### Instructions for the task
The listing below is the input. Say how many of its lines contain "text", giving the number alone.

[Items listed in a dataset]
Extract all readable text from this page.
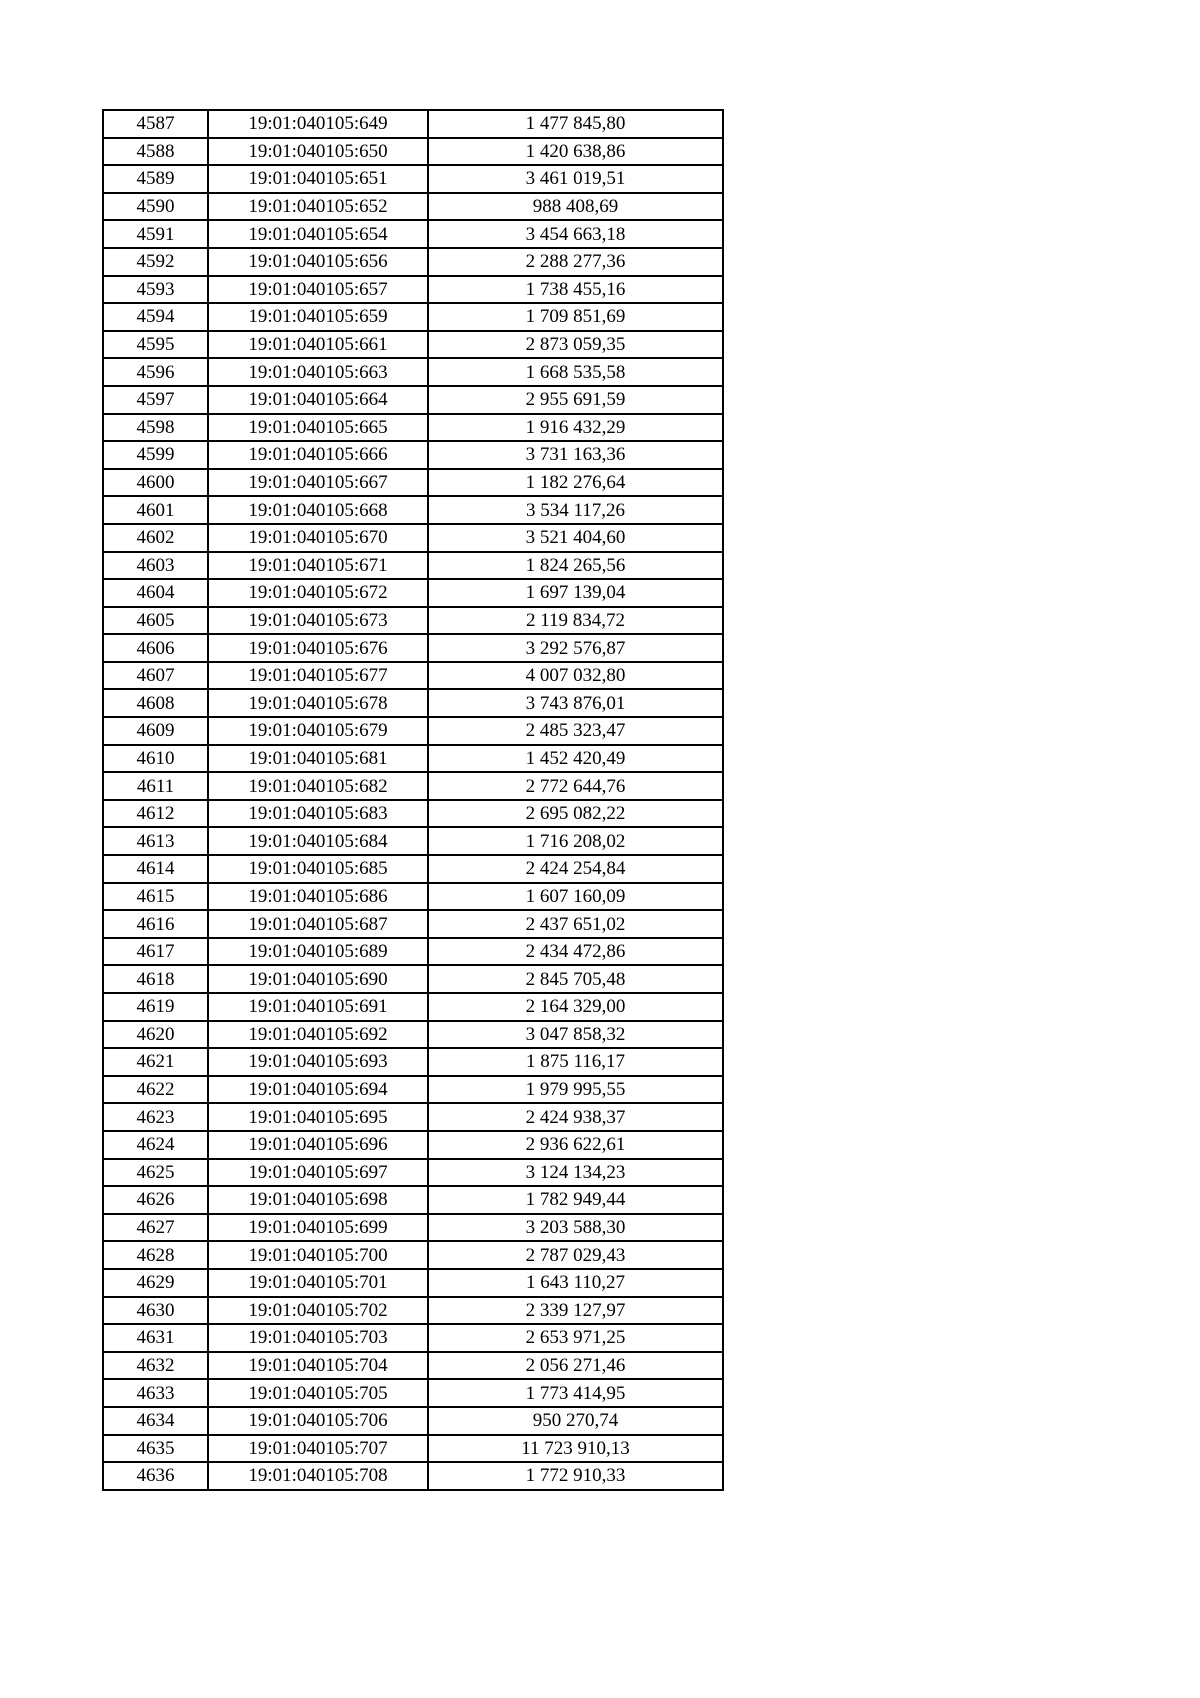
4587	19:01:040105:649	1 477 845,80
4588	19:01:040105:650	1 420 638,86
4589	19:01:040105:651	3 461 019,51
4590	19:01:040105:652	988 408,69
4591	19:01:040105:654	3 454 663,18
4592	19:01:040105:656	2 288 277,36
4593	19:01:040105:657	1 738 455,16
4594	19:01:040105:659	1 709 851,69
4595	19:01:040105:661	2 873 059,35
4596	19:01:040105:663	1 668 535,58
4597	19:01:040105:664	2 955 691,59
4598	19:01:040105:665	1 916 432,29
4599	19:01:040105:666	3 731 163,36
4600	19:01:040105:667	1 182 276,64
4601	19:01:040105:668	3 534 117,26
4602	19:01:040105:670	3 521 404,60
4603	19:01:040105:671	1 824 265,56
4604	19:01:040105:672	1 697 139,04
4605	19:01:040105:673	2 119 834,72
4606	19:01:040105:676	3 292 576,87
4607	19:01:040105:677	4 007 032,80
4608	19:01:040105:678	3 743 876,01
4609	19:01:040105:679	2 485 323,47
4610	19:01:040105:681	1 452 420,49
4611	19:01:040105:682	2 772 644,76
4612	19:01:040105:683	2 695 082,22
4613	19:01:040105:684	1 716 208,02
4614	19:01:040105:685	2 424 254,84
4615	19:01:040105:686	1 607 160,09
4616	19:01:040105:687	2 437 651,02
4617	19:01:040105:689	2 434 472,86
4618	19:01:040105:690	2 845 705,48
4619	19:01:040105:691	2 164 329,00
4620	19:01:040105:692	3 047 858,32
4621	19:01:040105:693	1 875 116,17
4622	19:01:040105:694	1 979 995,55
4623	19:01:040105:695	2 424 938,37
4624	19:01:040105:696	2 936 622,61
4625	19:01:040105:697	3 124 134,23
4626	19:01:040105:698	1 782 949,44
4627	19:01:040105:699	3 203 588,30
4628	19:01:040105:700	2 787 029,43
4629	19:01:040105:701	1 643 110,27
4630	19:01:040105:702	2 339 127,97
4631	19:01:040105:703	2 653 971,25
4632	19:01:040105:704	2 056 271,46
4633	19:01:040105:705	1 773 414,95
4634	19:01:040105:706	950 270,74
4635	19:01:040105:707	11 723 910,13
4636	19:01:040105:708	1 772 910,33
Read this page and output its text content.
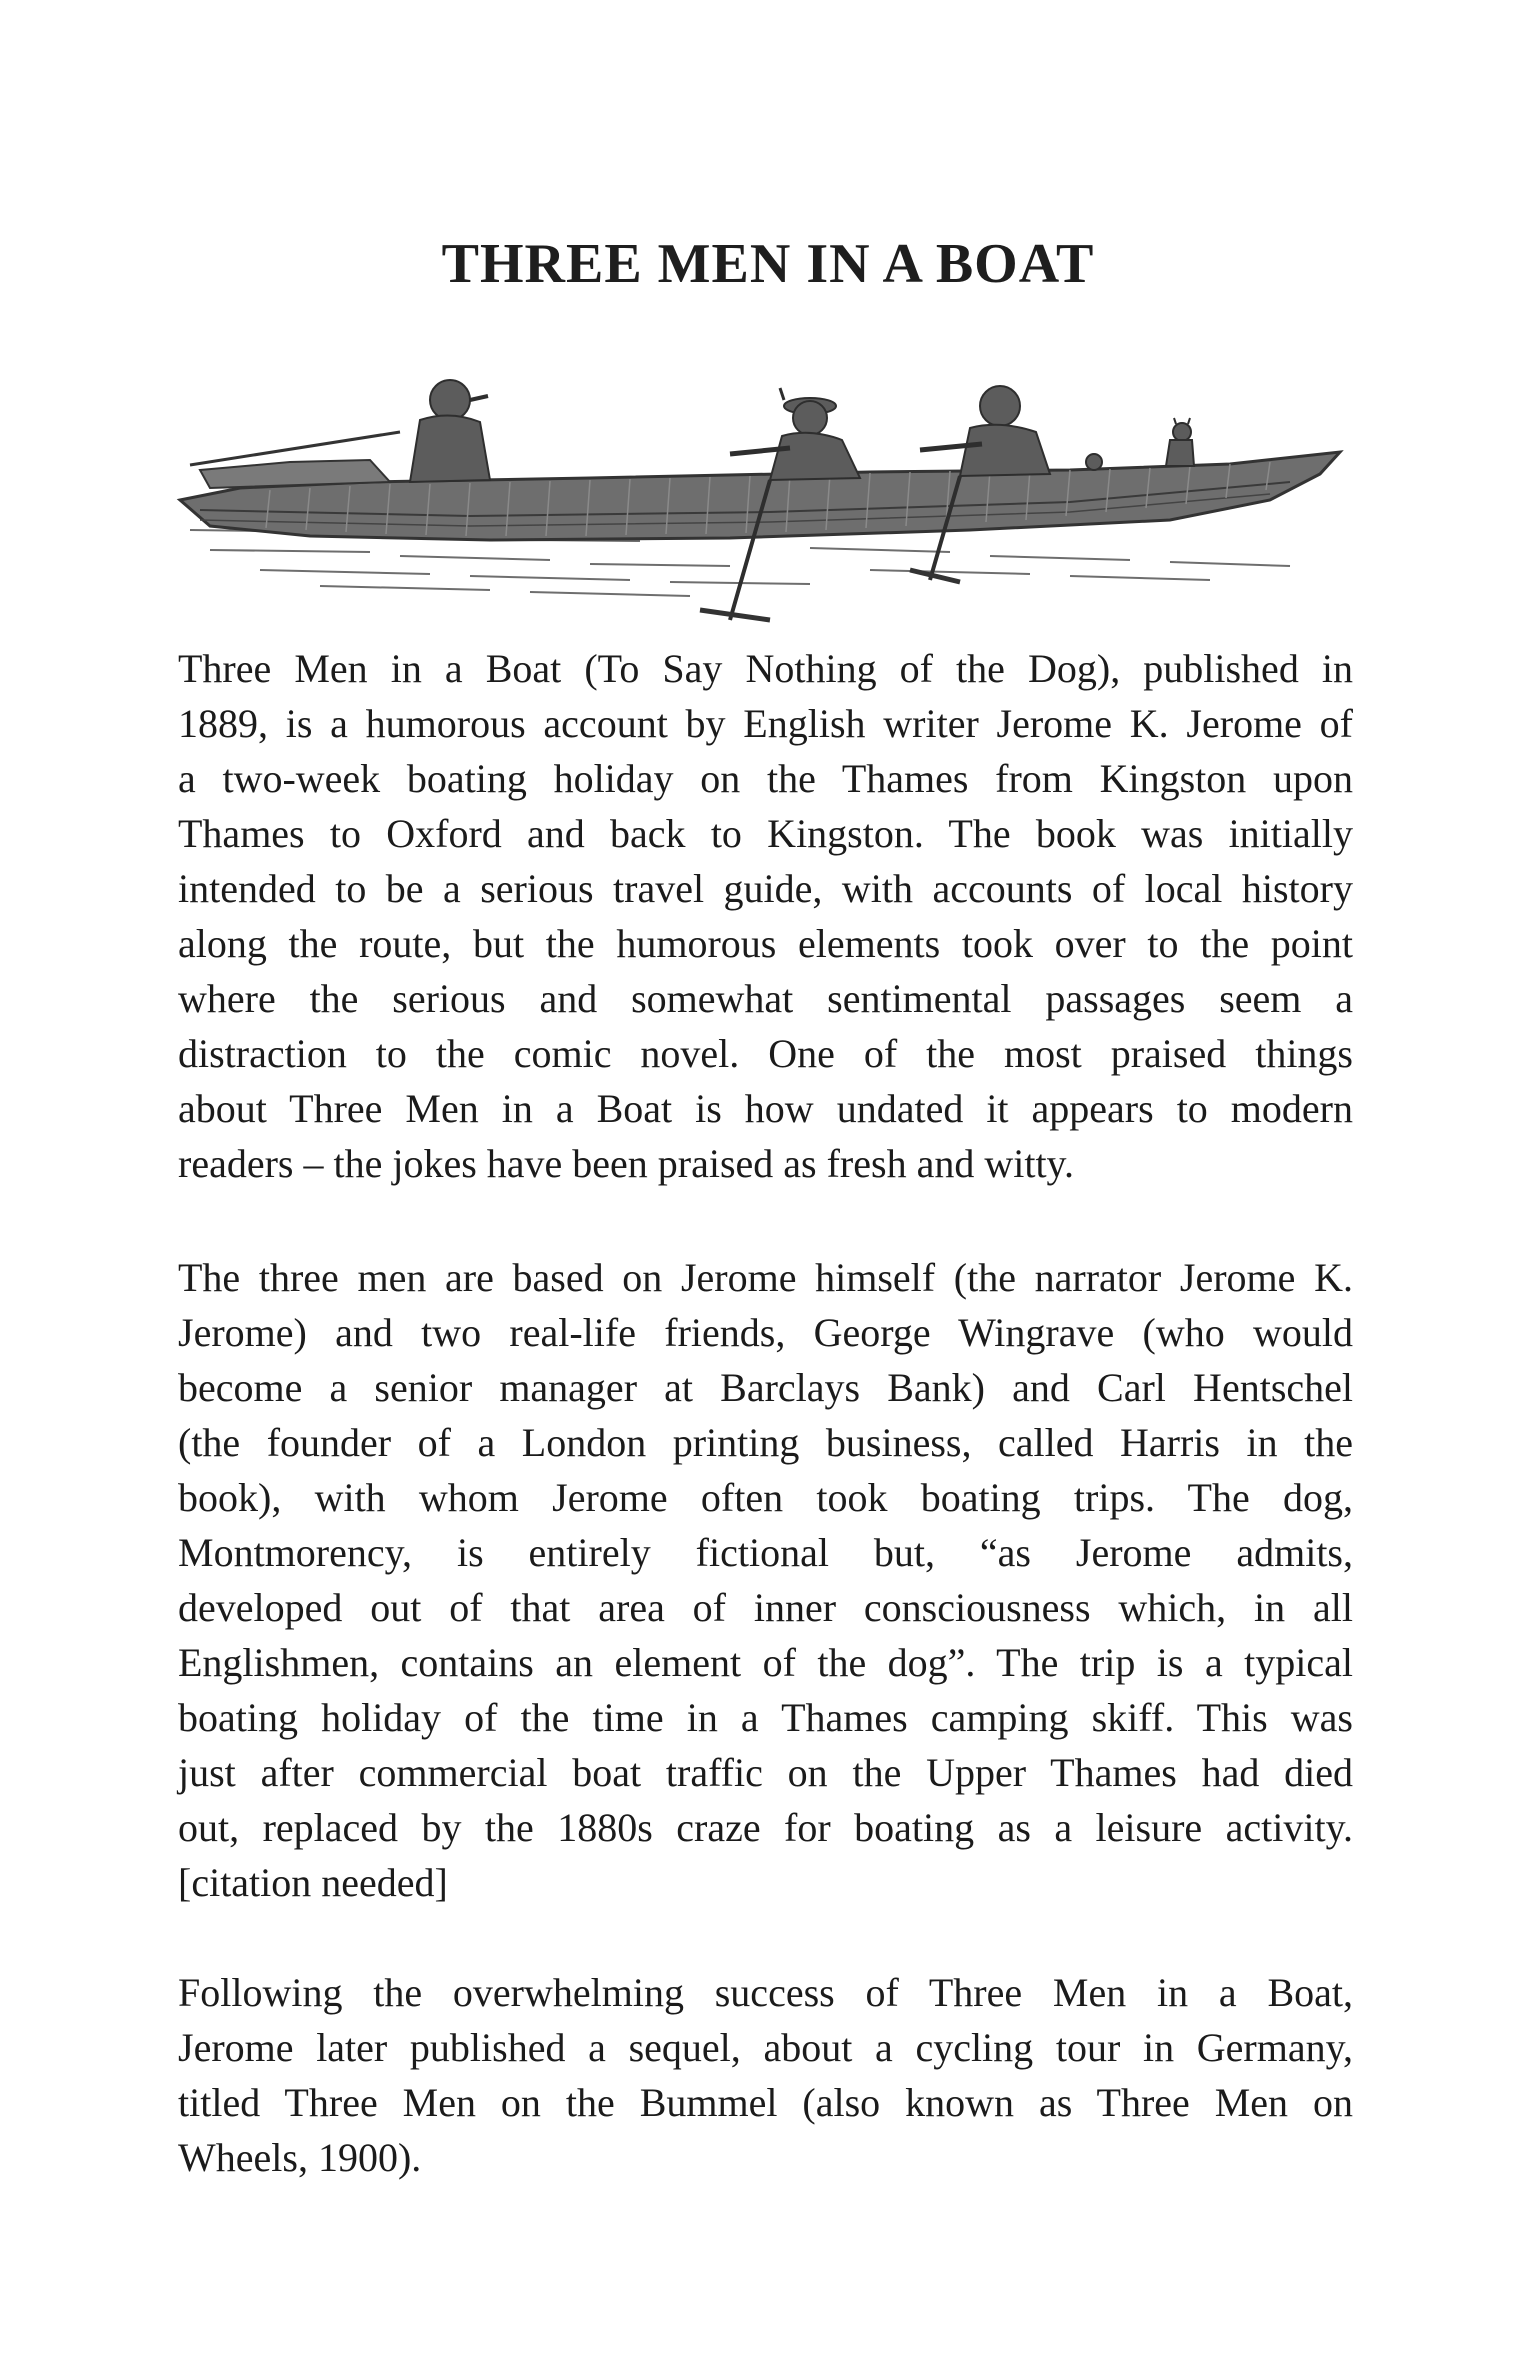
THREE MEN IN A BOAT

Three Men in a Boat (To Say Nothing of the Dog), published in
1889, is a humorous account by English writer Jerome K. Jerome of
a two-week boating holiday on the Thames from Kingston upon
Thames to Oxford and back to Kingston. The book was initially
intended to be a serious travel guide, with accounts of local history
along the route, but the humorous elements took over to the point
where the serious and somewhat sentimental passages seem a
distraction to the comic novel. One of the most praised things
about Three Men in a Boat is how undated it appears to modern
readers – the jokes have been praised as fresh and witty.

The three men are based on Jerome himself (the narrator Jerome K.
Jerome) and two real-life friends, George Wingrave (who would
become a senior manager at Barclays Bank) and Carl Hentschel
(the founder of a London printing business, called Harris in the
book), with whom Jerome often took boating trips. The dog,
Montmorency, is entirely fictional but, “as Jerome admits,
developed out of that area of inner consciousness which, in all
Englishmen, contains an element of the dog”. The trip is a typical
boating holiday of the time in a Thames camping skiff. This was
just after commercial boat traffic on the Upper Thames had died
out, replaced by the 1880s craze for boating as a leisure activity.
[citation needed]

Following the overwhelming success of Three Men in a Boat,
Jerome later published a sequel, about a cycling tour in Germany,
titled Three Men on the Bummel (also known as Three Men on
Wheels, 1900).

### Result of this task
2